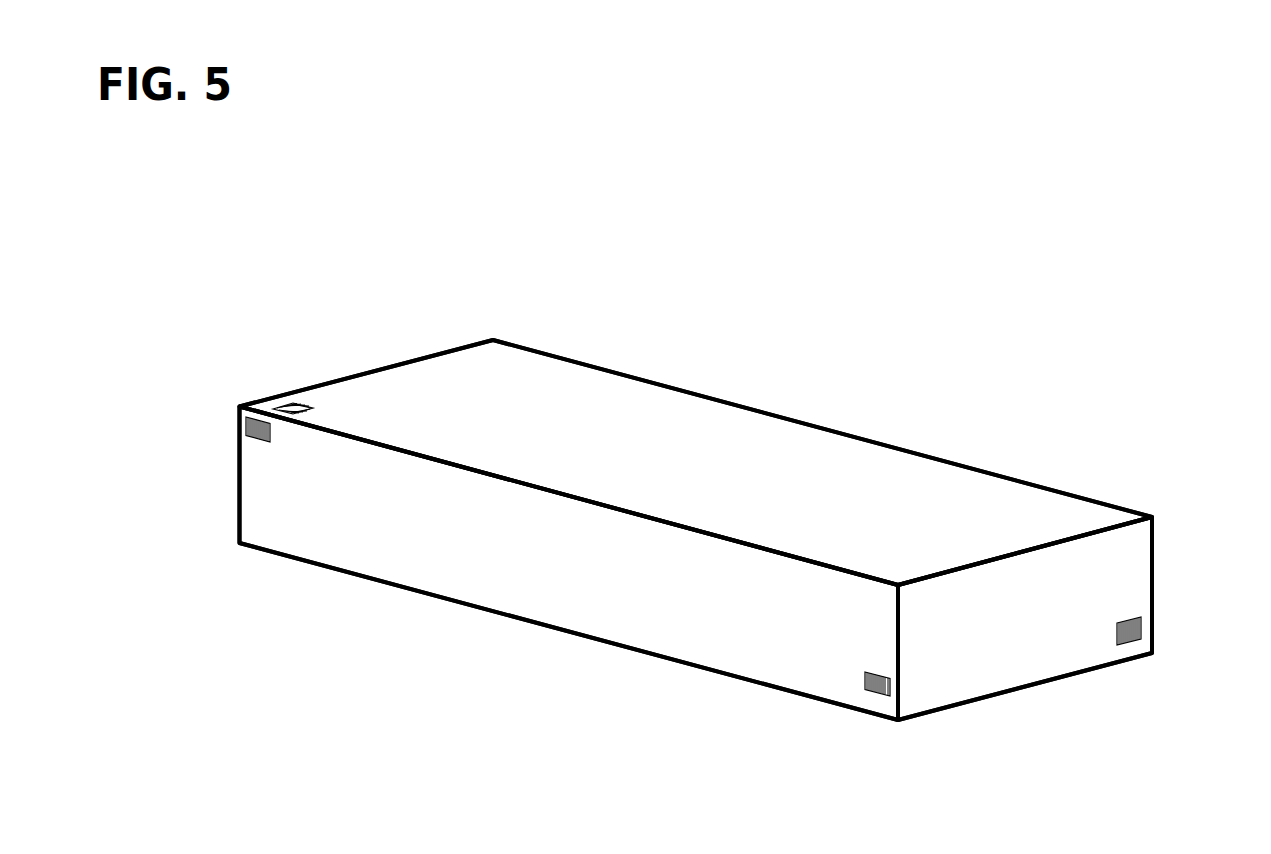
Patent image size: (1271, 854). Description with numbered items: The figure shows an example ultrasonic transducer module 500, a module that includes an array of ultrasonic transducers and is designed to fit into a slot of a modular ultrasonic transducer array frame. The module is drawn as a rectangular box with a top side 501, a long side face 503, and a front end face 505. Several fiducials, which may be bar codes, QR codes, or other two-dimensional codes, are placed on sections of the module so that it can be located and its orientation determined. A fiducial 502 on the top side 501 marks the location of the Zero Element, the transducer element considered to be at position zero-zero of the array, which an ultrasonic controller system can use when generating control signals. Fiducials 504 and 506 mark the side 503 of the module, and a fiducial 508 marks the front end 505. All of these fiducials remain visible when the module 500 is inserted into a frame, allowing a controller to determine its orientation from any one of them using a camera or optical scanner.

The ultrasonic transducer module 500 is at (373, 332).
The top side 501 is at (683, 435).
The fiducial 502 is at (278, 397).
The front side surface 503 is at (390, 542).
The fiducial 504 is at (242, 432).
The right side surface 505 is at (1140, 572).
The fiducial 506 is at (857, 687).
The fiducial 508 is at (1126, 643).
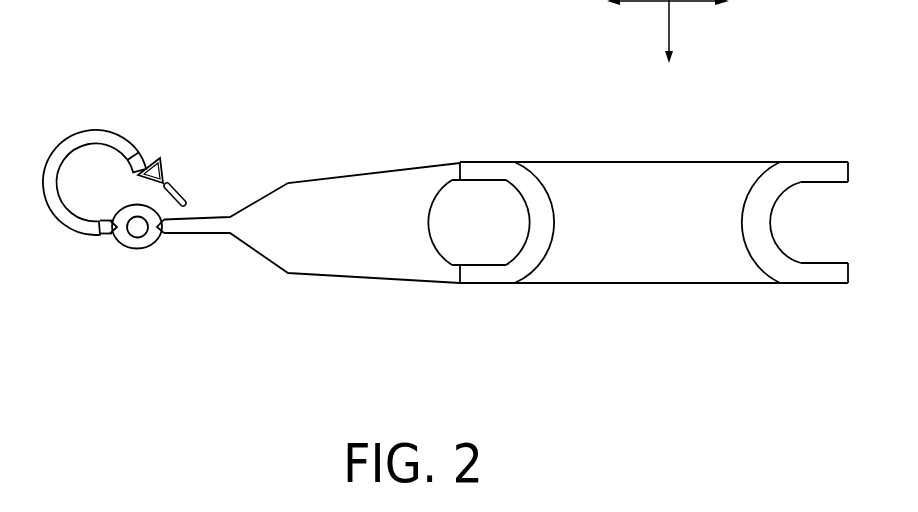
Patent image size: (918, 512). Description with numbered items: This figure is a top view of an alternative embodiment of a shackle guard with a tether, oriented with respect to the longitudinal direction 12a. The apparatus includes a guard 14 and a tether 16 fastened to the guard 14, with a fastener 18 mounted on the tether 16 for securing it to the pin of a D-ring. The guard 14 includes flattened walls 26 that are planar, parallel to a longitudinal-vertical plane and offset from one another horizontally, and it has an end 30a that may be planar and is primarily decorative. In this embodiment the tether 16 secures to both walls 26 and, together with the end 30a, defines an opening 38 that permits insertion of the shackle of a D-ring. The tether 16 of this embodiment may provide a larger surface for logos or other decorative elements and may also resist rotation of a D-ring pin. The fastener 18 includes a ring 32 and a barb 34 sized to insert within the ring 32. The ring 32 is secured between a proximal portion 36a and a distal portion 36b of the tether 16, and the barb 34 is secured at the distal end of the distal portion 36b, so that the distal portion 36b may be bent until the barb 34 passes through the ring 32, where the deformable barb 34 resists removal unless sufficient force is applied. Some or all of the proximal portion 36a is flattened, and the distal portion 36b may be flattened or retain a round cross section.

The longitudinal direction 12a is at (713, 0).
The guard 14 is at (622, 216).
The tether 16 is at (312, 202).
The fastener 18 is at (113, 179).
The flattened walls 26 is at (552, 162).
The end 30a is at (475, 225).
The ring 32 is at (138, 242).
The barb 34 is at (162, 160).
The proximal portion 36a is at (326, 242).
The distal portion 36b is at (62, 155).
The opening 38 is at (455, 236).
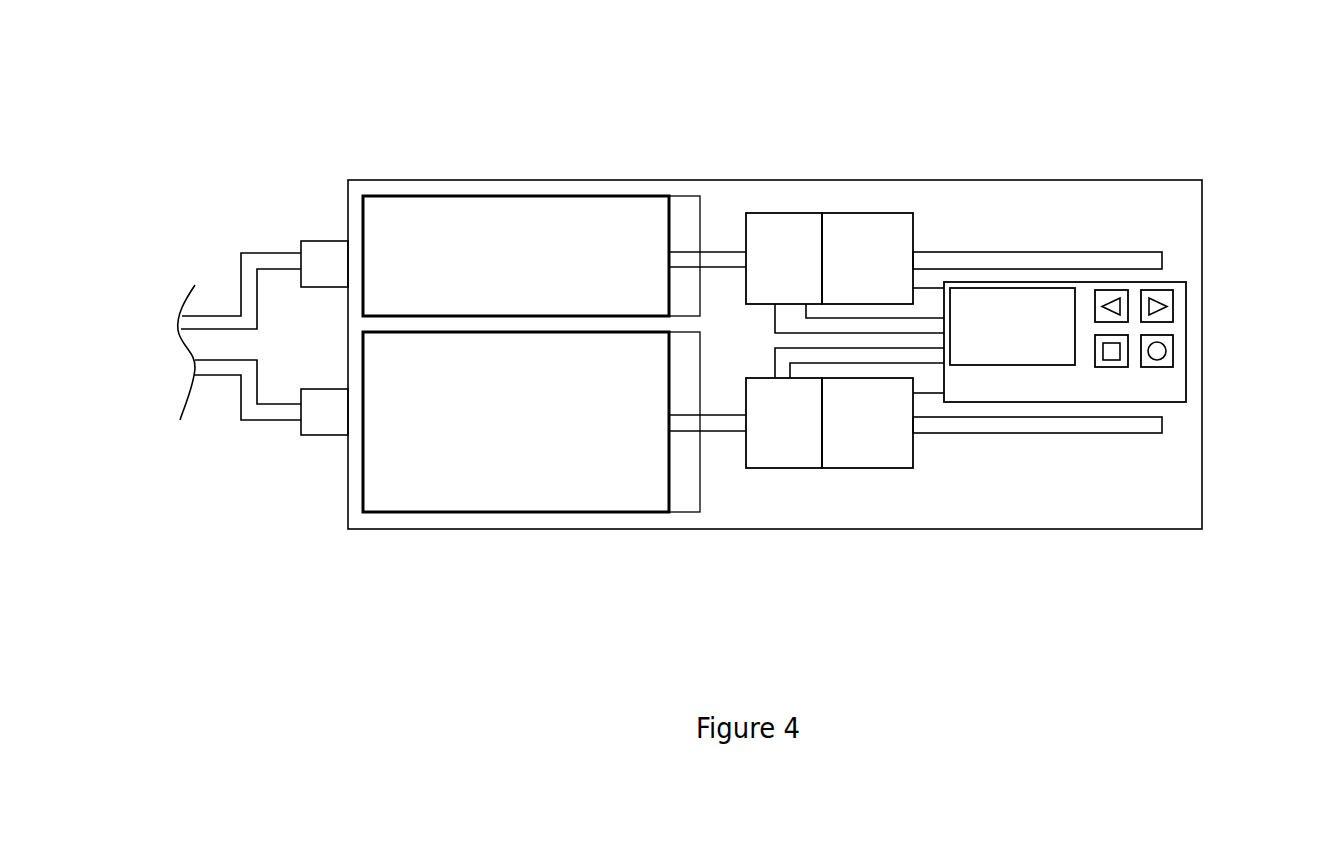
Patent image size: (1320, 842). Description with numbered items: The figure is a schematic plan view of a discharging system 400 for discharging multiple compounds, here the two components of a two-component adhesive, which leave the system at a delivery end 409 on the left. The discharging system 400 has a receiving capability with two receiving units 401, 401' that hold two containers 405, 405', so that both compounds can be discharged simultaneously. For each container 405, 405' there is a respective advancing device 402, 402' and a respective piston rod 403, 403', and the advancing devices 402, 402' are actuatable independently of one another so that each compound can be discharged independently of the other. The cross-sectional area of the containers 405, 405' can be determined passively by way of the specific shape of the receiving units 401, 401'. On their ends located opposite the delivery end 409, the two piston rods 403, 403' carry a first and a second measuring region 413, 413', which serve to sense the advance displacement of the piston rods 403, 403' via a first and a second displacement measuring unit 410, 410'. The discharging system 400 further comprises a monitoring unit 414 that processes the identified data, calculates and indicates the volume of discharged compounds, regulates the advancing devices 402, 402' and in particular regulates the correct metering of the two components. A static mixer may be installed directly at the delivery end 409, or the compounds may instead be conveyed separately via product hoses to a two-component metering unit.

The discharging system 400 is at (242, 118).
The receiving unit 401 is at (531, 203).
The receiving unit 401' is at (531, 491).
The advancing device 402 is at (845, 212).
The advancing device 402' is at (845, 499).
The piston rod 403 is at (699, 179).
The piston rod 403' is at (705, 532).
The container 405 is at (516, 202).
The container 405' is at (516, 492).
The delivery end 409 is at (215, 459).
The first displacement measuring unit 410 is at (909, 197).
The second displacement measuring unit 410' is at (918, 514).
The first measuring region 413 is at (1037, 180).
The second measuring region 413' is at (1040, 533).
The monitoring unit 414 is at (1183, 285).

*WORK TO BE COMPLETED:*
Rewrite all of the material above with "Patent image size" changed to "Drawing dimensions" and nothing else altered. Leave the pictures out of your answer.

*EXERCISE ANSWER:*
Drawing dimensions: (1271, 854). Description with numbered items: The figure shows an example ultrasonic transducer module 500, a module that includes an array of ultrasonic transducers and is designed to fit into a slot of a modular ultrasonic transducer array frame. The module is drawn as a rectangular box with a top side 501, a long side face 503, and a front end face 505. Several fiducials, which may be bar codes, QR codes, or other two-dimensional codes, are placed on sections of the module so that it can be located and its orientation determined. A fiducial 502 on the top side 501 marks the location of the Zero Element, the transducer element considered to be at position zero-zero of the array, which an ultrasonic controller system can use when generating control signals. Fiducials 504 and 506 mark the side 503 of the module, and a fiducial 508 marks the front end 505. All of these fiducials remain visible when the module 500 is inserted into a frame, allowing a controller to determine its orientation from any one of them using a camera or optical scanner.

The ultrasonic transducer module 500 is at (373, 332).
The top side 501 is at (683, 435).
The fiducial 502 is at (278, 397).
The front side surface 503 is at (390, 542).
The fiducial 504 is at (242, 432).
The right side surface 505 is at (1140, 572).
The fiducial 506 is at (857, 687).
The fiducial 508 is at (1126, 643).
Drawing dimensions: (918, 512). Description with numbered items: This figure is a top view of an alternative embodiment of a shackle guard with a tether, oriented with respect to the longitudinal direction 12a. The apparatus includes a guard 14 and a tether 16 fastened to the guard 14, with a fastener 18 mounted on the tether 16 for securing it to the pin of a D-ring. The guard 14 includes flattened walls 26 that are planar, parallel to a longitudinal-vertical plane and offset from one another horizontally, and it has an end 30a that may be planar and is primarily decorative. In this embodiment the tether 16 secures to both walls 26 and, together with the end 30a, defines an opening 38 that permits insertion of the shackle of a D-ring. The tether 16 of this embodiment may provide a larger surface for logos or other decorative elements and may also resist rotation of a D-ring pin. The fastener 18 includes a ring 32 and a barb 34 sized to insert within the ring 32. The ring 32 is secured between a proximal portion 36a and a distal portion 36b of the tether 16, and the barb 34 is secured at the distal end of the distal portion 36b, so that the distal portion 36b may be bent until the barb 34 passes through the ring 32, where the deformable barb 34 resists removal unless sufficient force is applied. Some or all of the proximal portion 36a is flattened, and the distal portion 36b may be flattened or retain a round cross section.

The longitudinal direction 12a is at (713, 0).
The guard 14 is at (622, 216).
The tether 16 is at (312, 202).
The fastener 18 is at (113, 179).
The flattened walls 26 is at (552, 162).
The end 30a is at (475, 225).
The ring 32 is at (138, 242).
The barb 34 is at (162, 160).
The proximal portion 36a is at (326, 242).
The distal portion 36b is at (62, 155).
The opening 38 is at (455, 236).
Drawing dimensions: (1320, 842). Description with numbered items: The figure is a schematic plan view of a discharging system 400 for discharging multiple compounds, here the two components of a two-component adhesive, which leave the system at a delivery end 409 on the left. The discharging system 400 has a receiving capability with two receiving units 401, 401' that hold two containers 405, 405', so that both compounds can be discharged simultaneously. For each container 405, 405' there is a respective advancing device 402, 402' and a respective piston rod 403, 403', and the advancing devices 402, 402' are actuatable independently of one another so that each compound can be discharged independently of the other. The cross-sectional area of the containers 405, 405' can be determined passively by way of the specific shape of the receiving units 401, 401'. On their ends located opposite the delivery end 409, the two piston rods 403, 403' carry a first and a second measuring region 413, 413', which serve to sense the advance displacement of the piston rods 403, 403' via a first and a second displacement measuring unit 410, 410'. The discharging system 400 further comprises a monitoring unit 414 that processes the identified data, calculates and indicates the volume of discharged compounds, regulates the advancing devices 402, 402' and in particular regulates the correct metering of the two components. A static mixer may be installed directly at the delivery end 409, or the compounds may instead be conveyed separately via product hoses to a two-component metering unit.

The discharging system 400 is at (242, 118).
The receiving unit 401 is at (531, 203).
The receiving unit 401' is at (531, 491).
The advancing device 402 is at (845, 212).
The advancing device 402' is at (845, 499).
The piston rod 403 is at (699, 179).
The piston rod 403' is at (705, 532).
The container 405 is at (516, 202).
The container 405' is at (516, 492).
The delivery end 409 is at (215, 459).
The first displacement measuring unit 410 is at (909, 197).
The second displacement measuring unit 410' is at (918, 514).
The first measuring region 413 is at (1037, 180).
The second measuring region 413' is at (1040, 533).
The monitoring unit 414 is at (1183, 285).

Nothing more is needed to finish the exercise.